> [Your instructions] In the entries below, how many lines hold the string "JSON"? Give only the number.

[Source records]
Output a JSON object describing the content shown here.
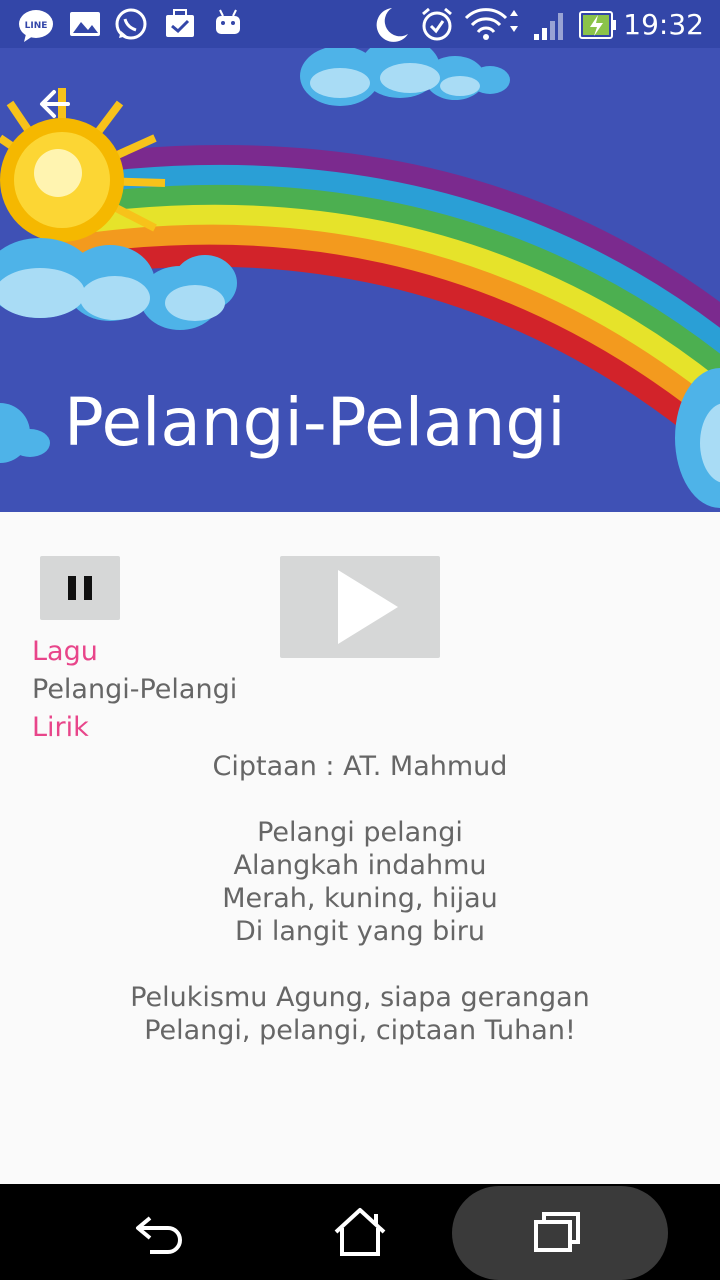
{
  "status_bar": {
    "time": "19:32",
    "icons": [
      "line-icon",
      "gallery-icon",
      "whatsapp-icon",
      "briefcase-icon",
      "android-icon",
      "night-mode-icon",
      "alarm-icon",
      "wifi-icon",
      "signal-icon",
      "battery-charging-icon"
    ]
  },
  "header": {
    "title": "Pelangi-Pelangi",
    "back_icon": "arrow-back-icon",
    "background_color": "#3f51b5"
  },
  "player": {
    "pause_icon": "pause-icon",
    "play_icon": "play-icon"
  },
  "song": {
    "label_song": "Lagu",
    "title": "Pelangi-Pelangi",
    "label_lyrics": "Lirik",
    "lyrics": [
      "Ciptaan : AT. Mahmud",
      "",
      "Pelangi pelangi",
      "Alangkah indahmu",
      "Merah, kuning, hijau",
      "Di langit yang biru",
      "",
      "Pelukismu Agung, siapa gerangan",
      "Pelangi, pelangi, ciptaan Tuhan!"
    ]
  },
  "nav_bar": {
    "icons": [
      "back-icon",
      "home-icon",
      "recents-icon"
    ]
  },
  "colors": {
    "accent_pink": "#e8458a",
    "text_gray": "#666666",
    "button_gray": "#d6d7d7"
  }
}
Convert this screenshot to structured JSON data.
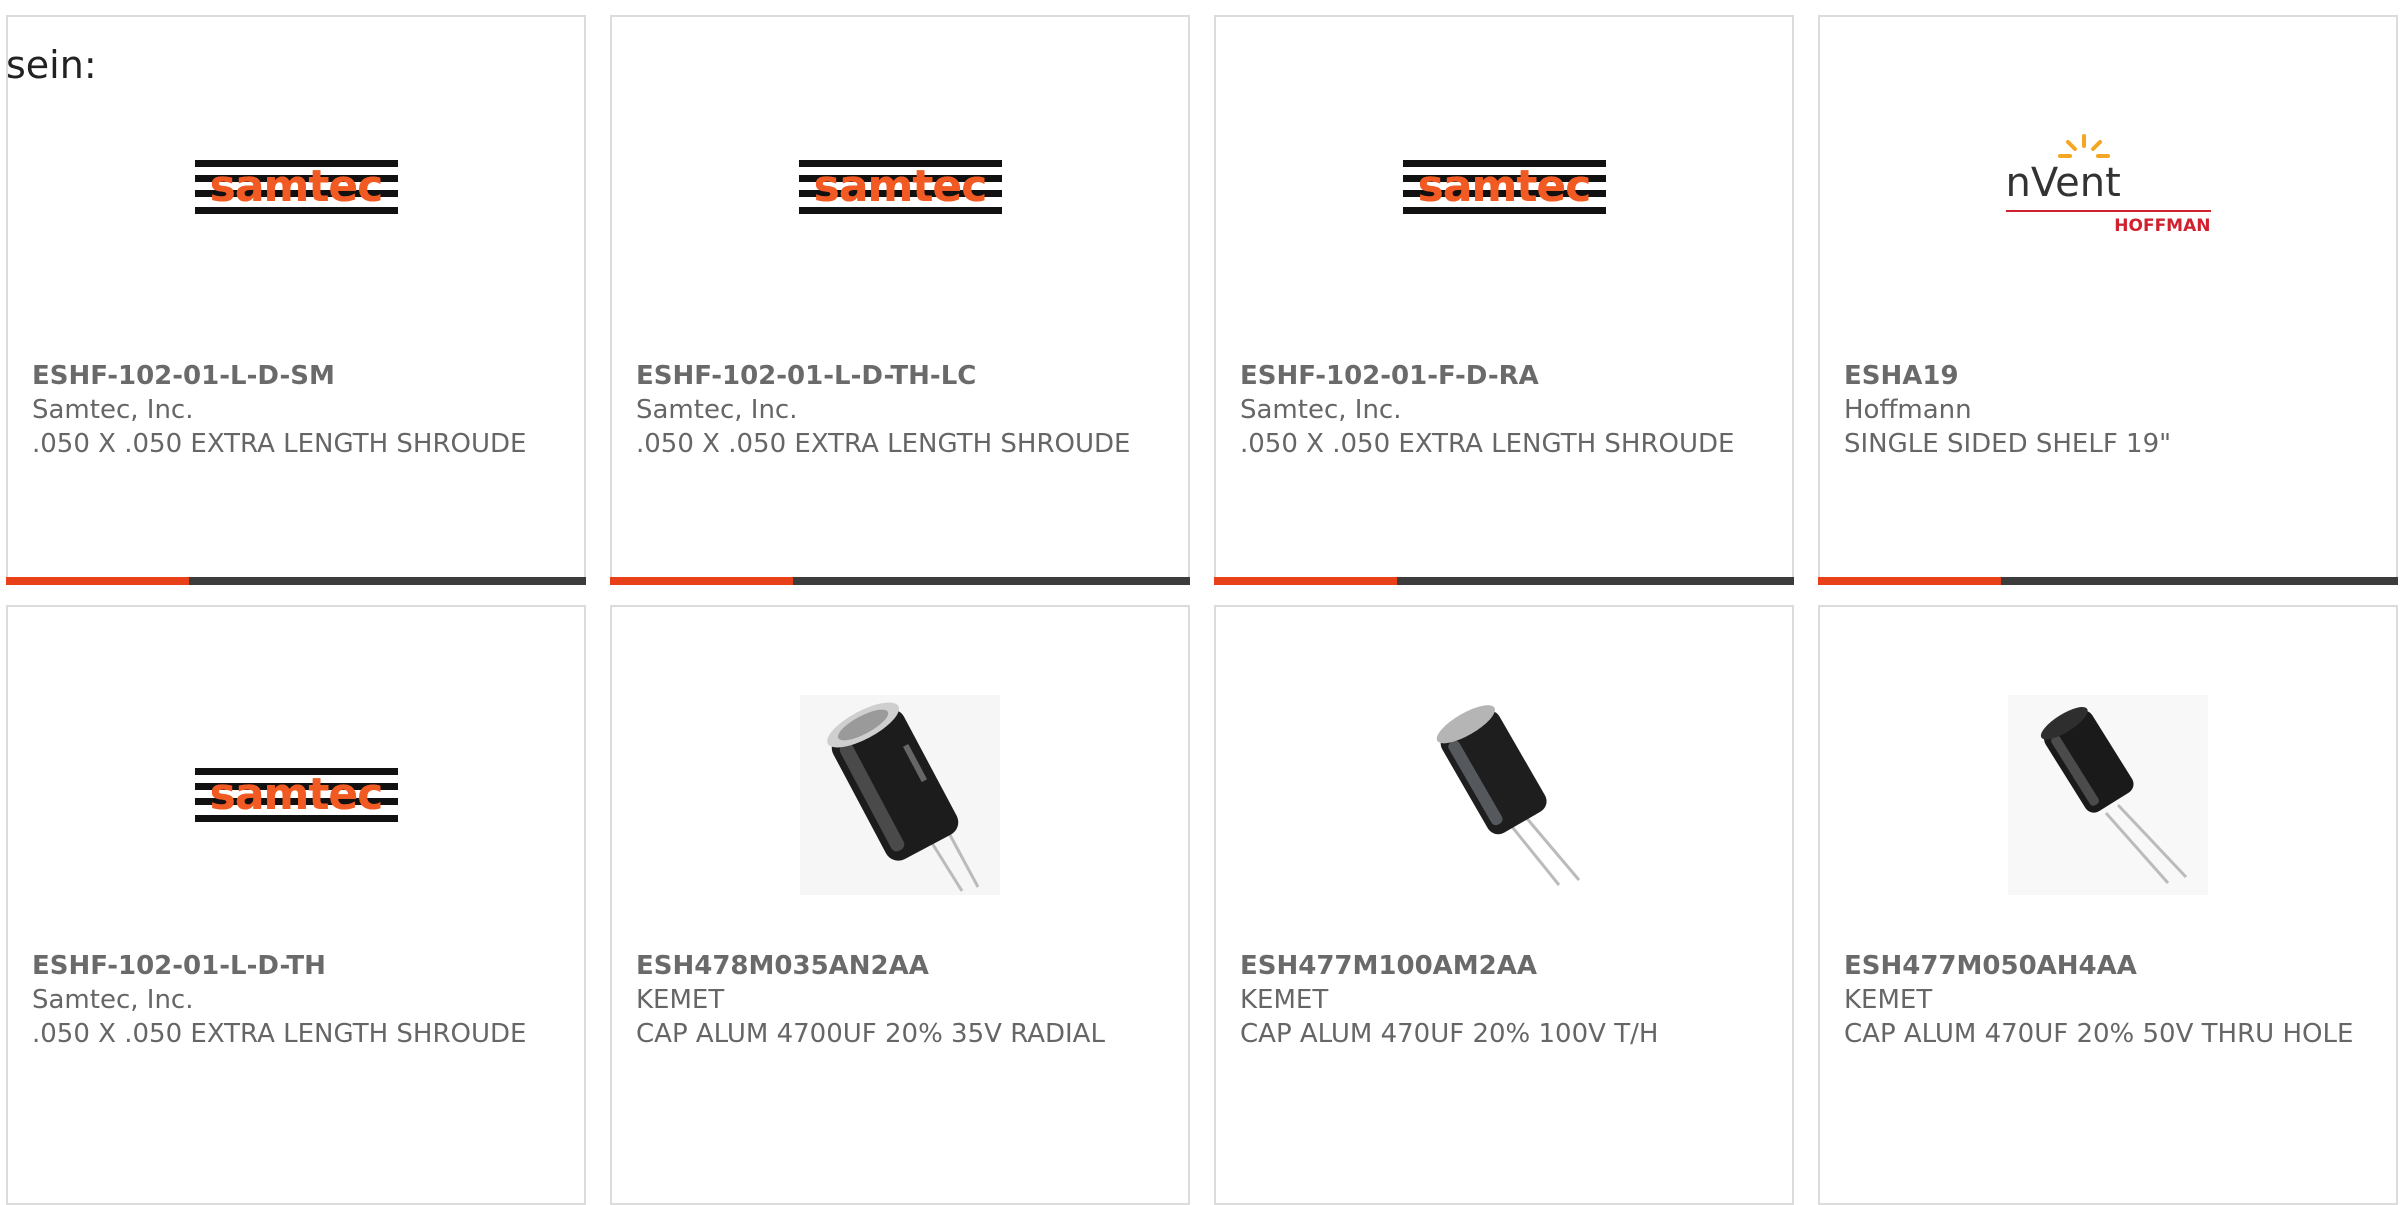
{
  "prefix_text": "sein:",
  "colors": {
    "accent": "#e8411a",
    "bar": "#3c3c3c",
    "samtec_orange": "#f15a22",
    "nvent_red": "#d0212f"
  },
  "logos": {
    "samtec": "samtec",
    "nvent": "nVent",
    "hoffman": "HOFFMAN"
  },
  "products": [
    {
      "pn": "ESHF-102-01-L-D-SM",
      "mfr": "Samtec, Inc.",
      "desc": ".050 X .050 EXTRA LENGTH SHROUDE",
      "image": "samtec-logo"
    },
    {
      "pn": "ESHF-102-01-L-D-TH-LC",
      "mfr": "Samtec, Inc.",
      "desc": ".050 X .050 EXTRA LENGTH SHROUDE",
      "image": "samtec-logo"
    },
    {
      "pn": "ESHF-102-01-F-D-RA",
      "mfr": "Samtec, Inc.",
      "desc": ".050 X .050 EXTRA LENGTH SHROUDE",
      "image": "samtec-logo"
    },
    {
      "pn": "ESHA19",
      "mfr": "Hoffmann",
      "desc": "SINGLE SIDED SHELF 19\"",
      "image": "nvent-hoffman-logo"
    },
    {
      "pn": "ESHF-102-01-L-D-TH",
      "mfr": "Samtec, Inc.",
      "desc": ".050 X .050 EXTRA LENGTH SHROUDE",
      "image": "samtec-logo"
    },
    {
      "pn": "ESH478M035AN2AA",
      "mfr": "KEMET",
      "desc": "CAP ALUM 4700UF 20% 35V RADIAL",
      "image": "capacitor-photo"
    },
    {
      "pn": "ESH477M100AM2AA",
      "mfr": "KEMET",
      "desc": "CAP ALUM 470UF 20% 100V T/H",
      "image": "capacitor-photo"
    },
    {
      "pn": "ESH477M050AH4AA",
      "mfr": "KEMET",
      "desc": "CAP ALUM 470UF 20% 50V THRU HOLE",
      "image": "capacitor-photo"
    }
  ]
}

* * *

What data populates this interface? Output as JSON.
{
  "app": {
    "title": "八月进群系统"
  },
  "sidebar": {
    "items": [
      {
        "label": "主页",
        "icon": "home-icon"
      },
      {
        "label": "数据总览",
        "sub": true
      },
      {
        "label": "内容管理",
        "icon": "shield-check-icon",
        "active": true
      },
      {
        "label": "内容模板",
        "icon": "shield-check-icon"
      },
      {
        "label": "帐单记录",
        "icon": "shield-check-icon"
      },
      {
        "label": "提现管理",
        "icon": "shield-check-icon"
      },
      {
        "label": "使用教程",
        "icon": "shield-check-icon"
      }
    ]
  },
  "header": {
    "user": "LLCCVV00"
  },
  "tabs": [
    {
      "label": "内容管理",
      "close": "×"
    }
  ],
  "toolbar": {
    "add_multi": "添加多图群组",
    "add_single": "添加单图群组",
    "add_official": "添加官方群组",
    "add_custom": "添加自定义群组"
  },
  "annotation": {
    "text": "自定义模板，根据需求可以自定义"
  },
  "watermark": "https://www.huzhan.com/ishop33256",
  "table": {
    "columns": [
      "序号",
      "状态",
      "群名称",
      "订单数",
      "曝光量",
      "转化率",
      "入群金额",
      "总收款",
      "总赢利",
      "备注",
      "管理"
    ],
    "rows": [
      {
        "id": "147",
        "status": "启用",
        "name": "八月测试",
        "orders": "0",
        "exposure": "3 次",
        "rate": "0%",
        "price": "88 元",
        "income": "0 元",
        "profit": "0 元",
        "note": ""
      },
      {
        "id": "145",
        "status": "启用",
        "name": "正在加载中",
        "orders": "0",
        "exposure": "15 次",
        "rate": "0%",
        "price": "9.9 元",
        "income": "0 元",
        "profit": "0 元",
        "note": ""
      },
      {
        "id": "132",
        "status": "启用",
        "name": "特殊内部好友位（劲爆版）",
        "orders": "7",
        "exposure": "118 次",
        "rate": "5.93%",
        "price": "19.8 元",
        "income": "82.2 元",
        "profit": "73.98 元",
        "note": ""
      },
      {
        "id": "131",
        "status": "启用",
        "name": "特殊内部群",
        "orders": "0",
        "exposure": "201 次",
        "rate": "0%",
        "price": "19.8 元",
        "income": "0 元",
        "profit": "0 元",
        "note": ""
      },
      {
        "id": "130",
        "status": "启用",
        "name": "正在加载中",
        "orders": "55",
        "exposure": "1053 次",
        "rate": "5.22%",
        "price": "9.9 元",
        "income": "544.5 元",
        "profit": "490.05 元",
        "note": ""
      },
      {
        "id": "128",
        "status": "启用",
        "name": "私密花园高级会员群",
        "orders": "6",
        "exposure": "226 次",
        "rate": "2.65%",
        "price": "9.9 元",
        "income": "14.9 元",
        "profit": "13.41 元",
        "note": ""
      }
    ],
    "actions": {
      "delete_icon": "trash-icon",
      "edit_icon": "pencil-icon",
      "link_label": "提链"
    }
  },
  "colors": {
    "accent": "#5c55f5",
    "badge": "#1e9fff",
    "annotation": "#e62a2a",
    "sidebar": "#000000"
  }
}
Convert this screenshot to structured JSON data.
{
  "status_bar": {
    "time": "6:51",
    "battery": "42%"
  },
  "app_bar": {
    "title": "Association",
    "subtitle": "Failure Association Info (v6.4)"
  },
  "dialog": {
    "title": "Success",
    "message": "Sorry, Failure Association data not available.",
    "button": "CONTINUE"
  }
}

> [Task output] 4